Collected data
%%

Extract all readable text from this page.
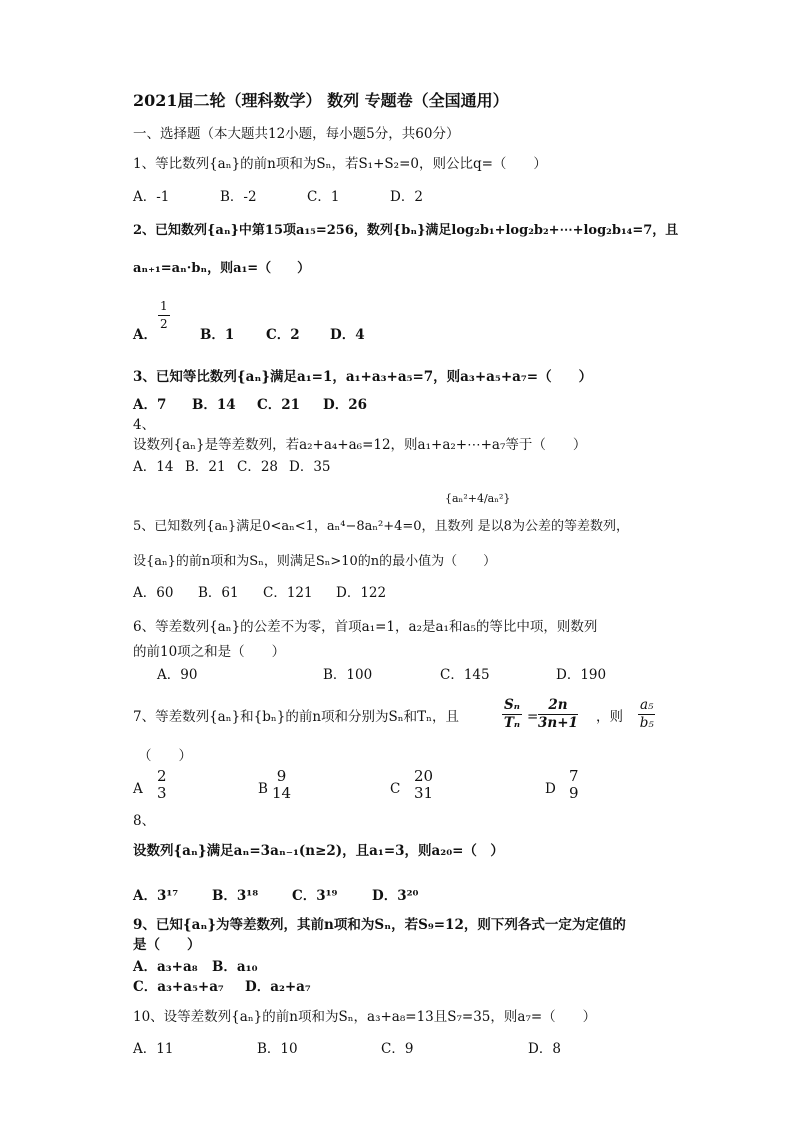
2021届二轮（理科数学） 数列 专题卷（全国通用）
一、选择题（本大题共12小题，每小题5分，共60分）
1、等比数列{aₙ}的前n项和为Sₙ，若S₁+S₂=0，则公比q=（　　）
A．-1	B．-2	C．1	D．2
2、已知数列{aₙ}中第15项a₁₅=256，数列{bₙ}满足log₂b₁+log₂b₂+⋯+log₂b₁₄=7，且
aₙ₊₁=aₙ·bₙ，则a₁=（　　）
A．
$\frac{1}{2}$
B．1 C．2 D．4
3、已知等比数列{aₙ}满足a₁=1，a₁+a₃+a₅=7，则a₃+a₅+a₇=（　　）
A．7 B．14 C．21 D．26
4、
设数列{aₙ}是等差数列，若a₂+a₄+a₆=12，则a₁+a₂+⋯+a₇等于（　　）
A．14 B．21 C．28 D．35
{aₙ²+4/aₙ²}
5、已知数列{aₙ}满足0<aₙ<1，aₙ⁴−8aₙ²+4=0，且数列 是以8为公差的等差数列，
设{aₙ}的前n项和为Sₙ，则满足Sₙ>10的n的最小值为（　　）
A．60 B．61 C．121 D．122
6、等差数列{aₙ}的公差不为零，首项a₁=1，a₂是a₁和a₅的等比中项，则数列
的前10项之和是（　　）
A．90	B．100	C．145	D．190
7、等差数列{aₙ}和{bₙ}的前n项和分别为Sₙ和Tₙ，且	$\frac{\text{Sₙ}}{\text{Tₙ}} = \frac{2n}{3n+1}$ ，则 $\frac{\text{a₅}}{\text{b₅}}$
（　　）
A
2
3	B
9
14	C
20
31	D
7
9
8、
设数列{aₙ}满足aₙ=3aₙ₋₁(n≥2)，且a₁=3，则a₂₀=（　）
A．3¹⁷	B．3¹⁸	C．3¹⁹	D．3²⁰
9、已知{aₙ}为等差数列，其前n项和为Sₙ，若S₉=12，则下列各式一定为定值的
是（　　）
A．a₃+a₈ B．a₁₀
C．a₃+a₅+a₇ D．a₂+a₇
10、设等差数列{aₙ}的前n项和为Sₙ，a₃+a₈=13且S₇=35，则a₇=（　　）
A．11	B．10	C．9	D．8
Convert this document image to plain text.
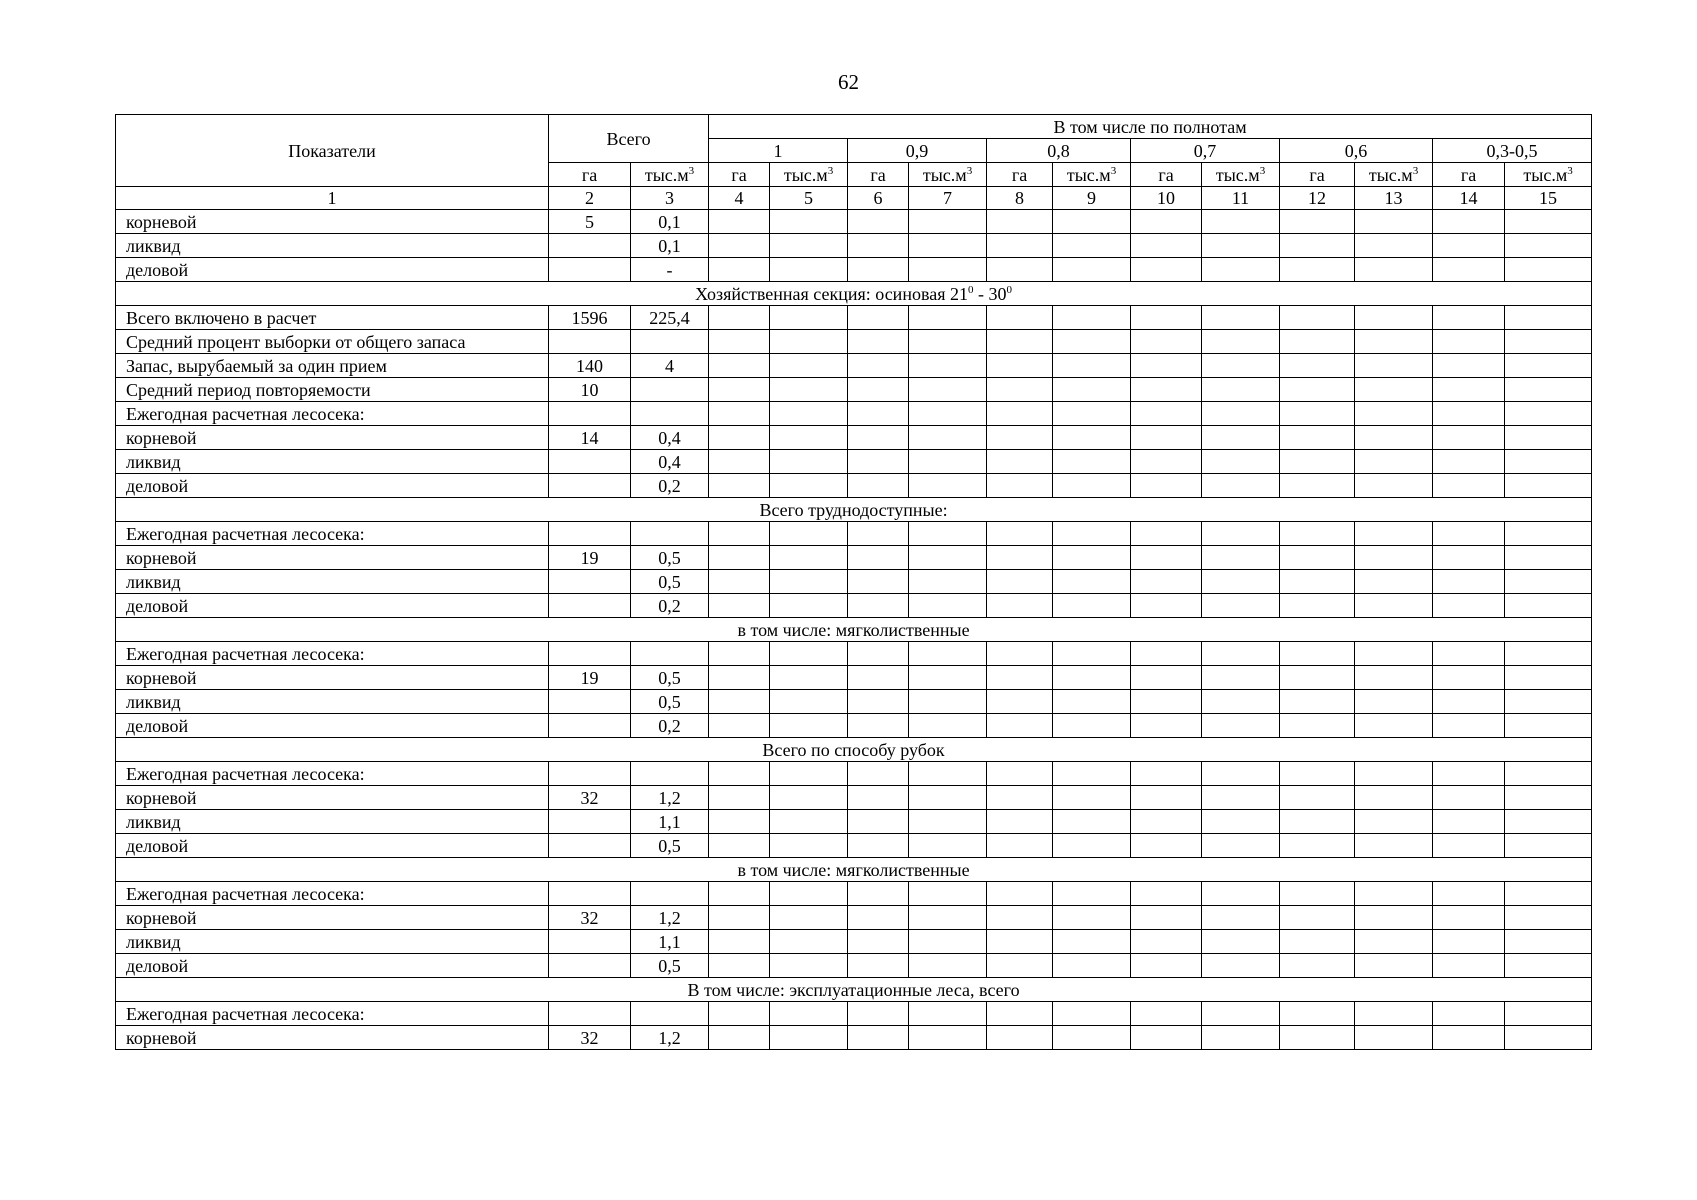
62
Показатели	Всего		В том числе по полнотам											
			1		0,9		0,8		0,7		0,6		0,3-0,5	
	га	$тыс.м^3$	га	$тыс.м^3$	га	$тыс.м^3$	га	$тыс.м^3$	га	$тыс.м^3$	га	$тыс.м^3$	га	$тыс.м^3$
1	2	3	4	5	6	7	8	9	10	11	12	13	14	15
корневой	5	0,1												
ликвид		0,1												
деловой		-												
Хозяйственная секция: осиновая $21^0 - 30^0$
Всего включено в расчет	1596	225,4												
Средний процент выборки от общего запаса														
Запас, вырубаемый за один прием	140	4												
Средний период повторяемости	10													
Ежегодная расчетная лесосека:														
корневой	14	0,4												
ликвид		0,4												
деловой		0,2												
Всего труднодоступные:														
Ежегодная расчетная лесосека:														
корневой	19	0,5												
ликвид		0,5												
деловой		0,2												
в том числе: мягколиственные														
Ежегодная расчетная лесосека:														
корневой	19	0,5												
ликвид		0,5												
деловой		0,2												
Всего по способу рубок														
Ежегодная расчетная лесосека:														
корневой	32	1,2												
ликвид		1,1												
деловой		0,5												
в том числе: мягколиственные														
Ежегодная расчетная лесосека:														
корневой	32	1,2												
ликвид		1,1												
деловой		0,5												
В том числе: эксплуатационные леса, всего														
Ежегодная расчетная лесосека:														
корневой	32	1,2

%%

* [Written problem]
Please write out all the data again word for word, but not the pictures.

* [Response for this exercise]
Extract all readable text from this page.
2021届二轮（理科数学） 数列 专题卷（全国通用）
一、选择题（本大题共12小题，每小题5分，共60分）
1、等比数列{aₙ}的前n项和为Sₙ，若S₁+S₂=0，则公比q=（　　）
A．-1	B．-2	C．1	D．2
2、已知数列{aₙ}中第15项a₁₅=256，数列{bₙ}满足log₂b₁+log₂b₂+⋯+log₂b₁₄=7，且
aₙ₊₁=aₙ·bₙ，则a₁=（　　）
A．
$\frac{1}{2}$
B．1 C．2 D．4
3、已知等比数列{aₙ}满足a₁=1，a₁+a₃+a₅=7，则a₃+a₅+a₇=（　　）
A．7 B．14 C．21 D．26
4、
设数列{aₙ}是等差数列，若a₂+a₄+a₆=12，则a₁+a₂+⋯+a₇等于（　　）
A．14 B．21 C．28 D．35
{aₙ²+4/aₙ²}
5、已知数列{aₙ}满足0<aₙ<1，aₙ⁴−8aₙ²+4=0，且数列 是以8为公差的等差数列，
设{aₙ}的前n项和为Sₙ，则满足Sₙ>10的n的最小值为（　　）
A．60 B．61 C．121 D．122
6、等差数列{aₙ}的公差不为零，首项a₁=1，a₂是a₁和a₅的等比中项，则数列
的前10项之和是（　　）
A．90	B．100	C．145	D．190
7、等差数列{aₙ}和{bₙ}的前n项和分别为Sₙ和Tₙ，且	$\frac{\text{Sₙ}}{\text{Tₙ}} = \frac{2n}{3n+1}$ ，则 $\frac{\text{a₅}}{\text{b₅}}$
（　　）
A
2
3	B
9
14	C
20
31	D
7
9
8、
设数列{aₙ}满足aₙ=3aₙ₋₁(n≥2)，且a₁=3，则a₂₀=（　）
A．3¹⁷	B．3¹⁸	C．3¹⁹	D．3²⁰
9、已知{aₙ}为等差数列，其前n项和为Sₙ，若S₉=12，则下列各式一定为定值的
是（　　）
A．a₃+a₈ B．a₁₀
C．a₃+a₅+a₇ D．a₂+a₇
10、设等差数列{aₙ}的前n项和为Sₙ，a₃+a₈=13且S₇=35，则a₇=（　　）
A．11	B．10	C．9	D．8
Convert this document image to plain text.
62
Показатели	Всего		В том числе по полнотам											
			1		0,9		0,8		0,7		0,6		0,3-0,5	
	га	$тыс.м^3$	га	$тыс.м^3$	га	$тыс.м^3$	га	$тыс.м^3$	га	$тыс.м^3$	га	$тыс.м^3$	га	$тыс.м^3$
1	2	3	4	5	6	7	8	9	10	11	12	13	14	15
корневой	5	0,1												
ликвид		0,1												
деловой		-												
Хозяйственная секция: осиновая $21^0 - 30^0$
Всего включено в расчет	1596	225,4												
Средний процент выборки от общего запаса														
Запас, вырубаемый за один прием	140	4												
Средний период повторяемости	10													
Ежегодная расчетная лесосека:														
корневой	14	0,4												
ликвид		0,4												
деловой		0,2												
Всего труднодоступные:														
Ежегодная расчетная лесосека:														
корневой	19	0,5												
ликвид		0,5												
деловой		0,2												
в том числе: мягколиственные														
Ежегодная расчетная лесосека:														
корневой	19	0,5												
ликвид		0,5												
деловой		0,2												
Всего по способу рубок														
Ежегодная расчетная лесосека:														
корневой	32	1,2												
ликвид		1,1												
деловой		0,5												
в том числе: мягколиственные														
Ежегодная расчетная лесосека:														
корневой	32	1,2												
ликвид		1,1												
деловой		0,5												
В том числе: эксплуатационные леса, всего														
Ежегодная расчетная лесосека:														
корневой	32	1,2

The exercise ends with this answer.